* _Dataset records_
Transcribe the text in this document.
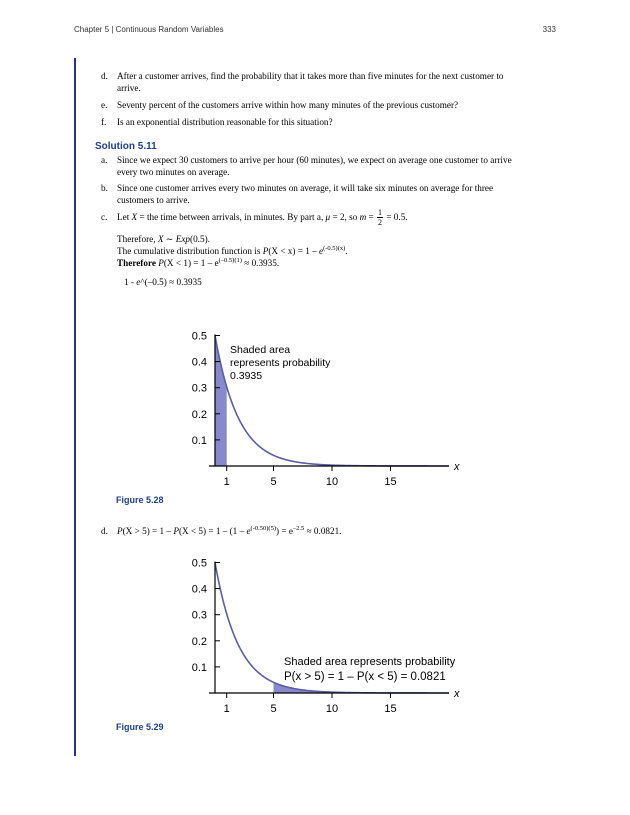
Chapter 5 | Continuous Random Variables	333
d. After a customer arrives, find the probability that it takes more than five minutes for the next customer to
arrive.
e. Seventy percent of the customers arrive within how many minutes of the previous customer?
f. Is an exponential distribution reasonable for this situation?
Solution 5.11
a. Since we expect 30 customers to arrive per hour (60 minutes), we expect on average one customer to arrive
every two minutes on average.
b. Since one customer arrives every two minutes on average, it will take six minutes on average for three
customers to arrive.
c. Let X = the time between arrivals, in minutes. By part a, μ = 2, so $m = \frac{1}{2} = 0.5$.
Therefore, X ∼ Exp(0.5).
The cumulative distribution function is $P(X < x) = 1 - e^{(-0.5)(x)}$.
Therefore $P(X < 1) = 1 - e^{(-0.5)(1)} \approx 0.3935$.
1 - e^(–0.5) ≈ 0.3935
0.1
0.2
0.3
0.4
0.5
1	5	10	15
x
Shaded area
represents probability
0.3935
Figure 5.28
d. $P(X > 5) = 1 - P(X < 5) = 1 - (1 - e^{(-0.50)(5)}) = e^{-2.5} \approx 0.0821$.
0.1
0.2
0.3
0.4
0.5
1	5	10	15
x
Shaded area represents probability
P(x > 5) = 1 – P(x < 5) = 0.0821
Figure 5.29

* _Task requirements_
Leave out the pictures and copy the rest of the material above exactly.

* _The result_
Transcribe the text in this document.
Chapter 5 | Continuous Random Variables	333
d. After a customer arrives, find the probability that it takes more than five minutes for the next customer to
arrive.
e. Seventy percent of the customers arrive within how many minutes of the previous customer?
f. Is an exponential distribution reasonable for this situation?
Solution 5.11
a. Since we expect 30 customers to arrive per hour (60 minutes), we expect on average one customer to arrive
every two minutes on average.
b. Since one customer arrives every two minutes on average, it will take six minutes on average for three
customers to arrive.
c. Let X = the time between arrivals, in minutes. By part a, μ = 2, so $m = \frac{1}{2} = 0.5$.
Therefore, X ∼ Exp(0.5).
The cumulative distribution function is $P(X < x) = 1 - e^{(-0.5)(x)}$.
Therefore $P(X < 1) = 1 - e^{(-0.5)(1)} \approx 0.3935$.
1 - e^(–0.5) ≈ 0.3935
0.1
0.2
0.3
0.4
0.5
1	5	10	15
x
Shaded area
represents probability
0.3935
Figure 5.28
d. $P(X > 5) = 1 - P(X < 5) = 1 - (1 - e^{(-0.50)(5)}) = e^{-2.5} \approx 0.0821$.
0.1
0.2
0.3
0.4
0.5
1	5	10	15
x
Shaded area represents probability
P(x > 5) = 1 – P(x < 5) = 0.0821
Figure 5.29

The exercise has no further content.